◆ What you need to do: Reproduce the listing below in its entirety. Change nothing.

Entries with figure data
▼

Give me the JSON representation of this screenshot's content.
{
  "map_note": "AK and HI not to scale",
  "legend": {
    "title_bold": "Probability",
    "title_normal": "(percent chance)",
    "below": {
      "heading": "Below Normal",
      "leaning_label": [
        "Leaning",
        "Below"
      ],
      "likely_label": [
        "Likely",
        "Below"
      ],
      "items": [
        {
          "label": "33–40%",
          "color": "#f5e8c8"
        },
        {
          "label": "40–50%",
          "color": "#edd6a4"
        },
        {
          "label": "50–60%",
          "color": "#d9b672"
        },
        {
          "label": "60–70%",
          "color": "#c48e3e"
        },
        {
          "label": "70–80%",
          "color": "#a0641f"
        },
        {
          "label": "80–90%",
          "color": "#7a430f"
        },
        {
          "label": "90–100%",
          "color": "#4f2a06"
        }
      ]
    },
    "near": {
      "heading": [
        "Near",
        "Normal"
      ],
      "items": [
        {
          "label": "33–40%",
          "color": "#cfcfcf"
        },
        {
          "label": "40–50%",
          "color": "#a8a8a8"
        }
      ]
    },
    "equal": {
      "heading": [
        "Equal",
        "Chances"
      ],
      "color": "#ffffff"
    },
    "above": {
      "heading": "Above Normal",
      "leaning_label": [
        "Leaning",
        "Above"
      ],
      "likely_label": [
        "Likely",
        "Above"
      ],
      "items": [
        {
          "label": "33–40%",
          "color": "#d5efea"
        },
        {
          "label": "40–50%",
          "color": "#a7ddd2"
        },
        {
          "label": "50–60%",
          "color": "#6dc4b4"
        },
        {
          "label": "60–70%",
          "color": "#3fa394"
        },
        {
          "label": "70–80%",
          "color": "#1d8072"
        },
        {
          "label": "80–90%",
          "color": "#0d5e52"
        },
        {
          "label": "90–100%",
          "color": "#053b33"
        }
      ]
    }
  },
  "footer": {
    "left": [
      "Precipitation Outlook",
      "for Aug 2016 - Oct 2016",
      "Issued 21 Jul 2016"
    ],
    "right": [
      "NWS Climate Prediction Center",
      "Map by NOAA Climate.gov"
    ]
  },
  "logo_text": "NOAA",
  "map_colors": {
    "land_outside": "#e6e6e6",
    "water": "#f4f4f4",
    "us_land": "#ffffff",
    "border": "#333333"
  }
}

▲

◆ Full answer:
Give me the JSON representation of this screenshot's content.
{
  "map_note": "AK and HI not to scale",
  "legend": {
    "title_bold": "Probability",
    "title_normal": "(percent chance)",
    "below": {
      "heading": "Below Normal",
      "leaning_label": [
        "Leaning",
        "Below"
      ],
      "likely_label": [
        "Likely",
        "Below"
      ],
      "items": [
        {
          "label": "33–40%",
          "color": "#f5e8c8"
        },
        {
          "label": "40–50%",
          "color": "#edd6a4"
        },
        {
          "label": "50–60%",
          "color": "#d9b672"
        },
        {
          "label": "60–70%",
          "color": "#c48e3e"
        },
        {
          "label": "70–80%",
          "color": "#a0641f"
        },
        {
          "label": "80–90%",
          "color": "#7a430f"
        },
        {
          "label": "90–100%",
          "color": "#4f2a06"
        }
      ]
    },
    "near": {
      "heading": [
        "Near",
        "Normal"
      ],
      "items": [
        {
          "label": "33–40%",
          "color": "#cfcfcf"
        },
        {
          "label": "40–50%",
          "color": "#a8a8a8"
        }
      ]
    },
    "equal": {
      "heading": [
        "Equal",
        "Chances"
      ],
      "color": "#ffffff"
    },
    "above": {
      "heading": "Above Normal",
      "leaning_label": [
        "Leaning",
        "Above"
      ],
      "likely_label": [
        "Likely",
        "Above"
      ],
      "items": [
        {
          "label": "33–40%",
          "color": "#d5efea"
        },
        {
          "label": "40–50%",
          "color": "#a7ddd2"
        },
        {
          "label": "50–60%",
          "color": "#6dc4b4"
        },
        {
          "label": "60–70%",
          "color": "#3fa394"
        },
        {
          "label": "70–80%",
          "color": "#1d8072"
        },
        {
          "label": "80–90%",
          "color": "#0d5e52"
        },
        {
          "label": "90–100%",
          "color": "#053b33"
        }
      ]
    }
  },
  "footer": {
    "left": [
      "Precipitation Outlook",
      "for Aug 2016 - Oct 2016",
      "Issued 21 Jul 2016"
    ],
    "right": [
      "NWS Climate Prediction Center",
      "Map by NOAA Climate.gov"
    ]
  },
  "logo_text": "NOAA",
  "map_colors": {
    "land_outside": "#e6e6e6",
    "water": "#f4f4f4",
    "us_land": "#ffffff",
    "border": "#333333"
  }
}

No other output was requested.